## BEGIN Records to use

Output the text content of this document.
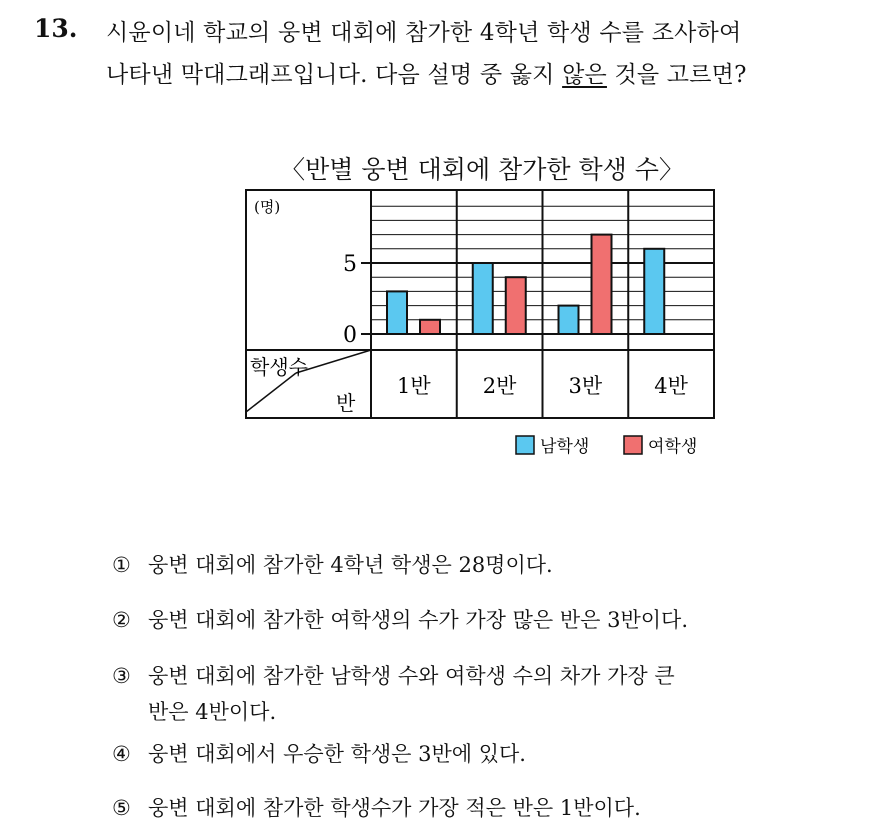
13. 시윤이네 학교의 웅변 대회에 참가한 4학년 학생 수를 조사하여
나타낸 막대그래프입니다. 다음 설명 중 옳지 않은 것을 고르면?
〈반별 웅변 대회에 참가한 학생 수〉
학생수
반
(명)
0
5
1반 2반 3반 4반
남학생	여학생
① 웅변 대회에 참가한 4학년 학생은 28명이다.
② 웅변 대회에 참가한 여학생의 수가 가장 많은 반은 3반이다.
③ 웅변 대회에 참가한 남학생 수와 여학생 수의 차가 가장 큰
반은 4반이다.
④ 웅변 대회에서 우승한 학생은 3반에 있다.
⑤ 웅변 대회에 참가한 학생수가 가장 적은 반은 1반이다.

## END Records to use

Instructions to follow
Keep every word of the data as it is when you write it out, but drop the pictures.

The answer
Output the text content of this document.
13. 시윤이네 학교의 웅변 대회에 참가한 4학년 학생 수를 조사하여
나타낸 막대그래프입니다. 다음 설명 중 옳지 않은 것을 고르면?
〈반별 웅변 대회에 참가한 학생 수〉
학생수
반
(명)
0
5
1반 2반 3반 4반
남학생	여학생
① 웅변 대회에 참가한 4학년 학생은 28명이다.
② 웅변 대회에 참가한 여학생의 수가 가장 많은 반은 3반이다.
③ 웅변 대회에 참가한 남학생 수와 여학생 수의 차가 가장 큰
반은 4반이다.
④ 웅변 대회에서 우승한 학생은 3반에 있다.
⑤ 웅변 대회에 참가한 학생수가 가장 적은 반은 1반이다.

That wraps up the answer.